TASK DESCRIPTION:
Answer these questions from the article on cryptocurrency privacy:
(a) In what year did Monero arrive?
(b) How much crypto did the IRS confiscate in 2021 for tax evasion?
(c) According to the MIT report cited, how many holders control 45% of the currency?

───── EXERCISE TEXT

The loom of centralization: can exchanges bring privacy back to cryptocurrencies?

South Korea and Japan impose a blanket ban on privacy-focused currencies. ShapeShift delists Dash. Every major exchange demands pictures of your photo IDs scanned and uploaded. SEC, echoed by the Biden administration, hints at regarding crypto firms as brokers and imposing additional mandatory record-keeping requirements. 

What do all these events have in common? They are largely overlooked by the crypto community. Speculative profit from meme coins and heated debates about crypto winter divert attention from the fundamentals of blockchain philosophy: privacy and decentralization. And yet, it is the fundamentals that shape the future of the industry.

Is there "crypto" in "cryptocurrency" anymore, and what can exchanges do to prevent the decay of crypto ethos?

Centralization of crypto

Satoshi Nakamoto released his Bitcoin BTC/USD whitepaper in 2008, right amid the global banking industry being swallowed by the mire of excess interdependence, corruption, and bureaucracy. Once, developers envisaged blockchain-based coins to become the alternative financial system: devoid of middle-man interference, trustless, government-less, but most importantly, decentralized and private. Enthusiasts sought in crypto what government-backed fiat currencies dramatically lacked: stable algorithmic supply, no artificial inflation, speed, privacy, and reliability. 

Still, even Bitcoin's privacy was not enough. As time passed, technology evolved: 2014 was the advent of Monero, the currency that boasted automatic stealth addresses for each transaction, ring signatures, and many other anonymity-enhancing features. Soon others followed suit. In the cases of Zcash, DASH, Beam, and Verge — from mixing protocols to zero-knowledge proofs — privacy took a giant leap from the Bitcoin standards. 

Despite its fame as the first cryptocurrency, Bitcoin has done little to protect the core principles, experiencing troubles with both privacy and decentralization. Bitcoin offers pseudonymity, meaning that any entity knowing your wallet address can trace every transaction. 

Crypto exchanges, playing their part

Unsurprisingly, as more exchanges tighten their anti-money laundering and Know-Your-Customer practices, the government strengthens its stranglehold: in 2021, the IRS confiscated 3.5 USD billion of crypto for tax evasion. Excessive centralization is also an issue: according to a recent MIT report, 11,000 holders control 45% of the currency. In contrast, as little as 10% of miners (primarily large companies) account for 90% of the system's mining capacity.

──────────
───── DATA PROVIDED

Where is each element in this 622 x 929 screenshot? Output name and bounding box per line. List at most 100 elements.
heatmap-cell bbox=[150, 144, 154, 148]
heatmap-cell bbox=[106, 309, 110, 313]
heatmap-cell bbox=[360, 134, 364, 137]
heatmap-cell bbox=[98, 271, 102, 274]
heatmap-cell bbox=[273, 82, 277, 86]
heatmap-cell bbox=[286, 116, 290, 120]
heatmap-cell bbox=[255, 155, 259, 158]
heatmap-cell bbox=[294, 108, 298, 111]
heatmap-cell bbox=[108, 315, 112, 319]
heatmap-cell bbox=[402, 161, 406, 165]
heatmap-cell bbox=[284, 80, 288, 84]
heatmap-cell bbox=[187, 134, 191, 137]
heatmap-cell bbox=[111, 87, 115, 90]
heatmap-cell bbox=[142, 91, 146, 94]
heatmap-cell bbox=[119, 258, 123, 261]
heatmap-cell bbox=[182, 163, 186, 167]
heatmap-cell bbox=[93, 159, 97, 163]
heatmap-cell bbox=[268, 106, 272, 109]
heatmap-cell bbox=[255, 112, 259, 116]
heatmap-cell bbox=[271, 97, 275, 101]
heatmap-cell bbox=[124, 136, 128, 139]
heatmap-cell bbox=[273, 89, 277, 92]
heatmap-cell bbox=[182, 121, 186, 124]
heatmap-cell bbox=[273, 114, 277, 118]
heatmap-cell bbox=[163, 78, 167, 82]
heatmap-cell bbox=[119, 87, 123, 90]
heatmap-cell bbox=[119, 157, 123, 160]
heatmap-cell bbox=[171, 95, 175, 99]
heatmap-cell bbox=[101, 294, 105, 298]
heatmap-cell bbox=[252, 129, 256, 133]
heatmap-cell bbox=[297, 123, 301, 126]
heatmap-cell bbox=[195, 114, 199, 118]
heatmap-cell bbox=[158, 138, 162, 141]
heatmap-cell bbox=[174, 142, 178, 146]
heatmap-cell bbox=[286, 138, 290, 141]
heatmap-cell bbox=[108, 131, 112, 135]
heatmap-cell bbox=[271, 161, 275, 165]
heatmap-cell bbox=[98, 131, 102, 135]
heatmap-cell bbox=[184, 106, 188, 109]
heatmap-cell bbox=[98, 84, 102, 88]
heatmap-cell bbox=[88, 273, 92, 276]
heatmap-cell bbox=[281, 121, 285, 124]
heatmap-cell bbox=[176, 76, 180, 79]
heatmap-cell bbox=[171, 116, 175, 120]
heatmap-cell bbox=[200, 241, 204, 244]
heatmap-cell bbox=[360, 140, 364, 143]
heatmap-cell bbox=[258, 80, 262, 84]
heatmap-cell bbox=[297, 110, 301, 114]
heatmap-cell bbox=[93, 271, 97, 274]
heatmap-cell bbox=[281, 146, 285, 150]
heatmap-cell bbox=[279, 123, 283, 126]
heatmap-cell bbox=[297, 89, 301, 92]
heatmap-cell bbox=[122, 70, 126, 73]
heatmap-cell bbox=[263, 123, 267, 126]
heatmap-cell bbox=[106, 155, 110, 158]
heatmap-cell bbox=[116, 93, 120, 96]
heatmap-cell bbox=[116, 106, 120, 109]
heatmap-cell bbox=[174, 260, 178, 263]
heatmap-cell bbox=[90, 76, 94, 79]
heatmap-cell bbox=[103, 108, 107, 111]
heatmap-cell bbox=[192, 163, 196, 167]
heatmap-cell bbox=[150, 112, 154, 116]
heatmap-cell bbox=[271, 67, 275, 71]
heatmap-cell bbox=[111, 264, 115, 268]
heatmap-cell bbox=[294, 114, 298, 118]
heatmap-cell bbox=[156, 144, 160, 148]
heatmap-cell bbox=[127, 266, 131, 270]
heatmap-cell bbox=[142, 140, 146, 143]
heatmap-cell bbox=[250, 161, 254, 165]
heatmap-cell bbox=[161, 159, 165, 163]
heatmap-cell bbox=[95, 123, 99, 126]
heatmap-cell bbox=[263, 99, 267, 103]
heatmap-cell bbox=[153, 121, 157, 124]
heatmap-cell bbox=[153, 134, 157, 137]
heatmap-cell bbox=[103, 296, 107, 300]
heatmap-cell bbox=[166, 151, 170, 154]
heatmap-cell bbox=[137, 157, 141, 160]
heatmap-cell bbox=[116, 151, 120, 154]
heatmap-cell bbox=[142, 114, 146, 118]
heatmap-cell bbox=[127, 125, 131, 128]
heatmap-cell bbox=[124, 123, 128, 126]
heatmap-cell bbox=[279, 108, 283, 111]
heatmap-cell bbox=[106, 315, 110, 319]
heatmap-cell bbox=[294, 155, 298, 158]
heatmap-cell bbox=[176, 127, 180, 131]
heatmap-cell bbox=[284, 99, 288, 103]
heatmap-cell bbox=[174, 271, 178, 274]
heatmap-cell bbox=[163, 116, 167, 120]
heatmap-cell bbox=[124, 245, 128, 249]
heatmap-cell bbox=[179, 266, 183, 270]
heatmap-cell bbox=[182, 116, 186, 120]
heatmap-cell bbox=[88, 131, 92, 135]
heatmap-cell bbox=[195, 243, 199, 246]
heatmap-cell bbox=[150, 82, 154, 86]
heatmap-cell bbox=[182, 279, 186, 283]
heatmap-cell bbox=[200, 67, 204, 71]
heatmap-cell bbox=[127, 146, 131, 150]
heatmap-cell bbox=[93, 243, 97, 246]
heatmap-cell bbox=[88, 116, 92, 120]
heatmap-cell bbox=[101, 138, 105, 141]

──────────

OUTPUT FOR THIS EXERCISE:
(a) 2014
(b) 3.5 billion USD
(c) 11,000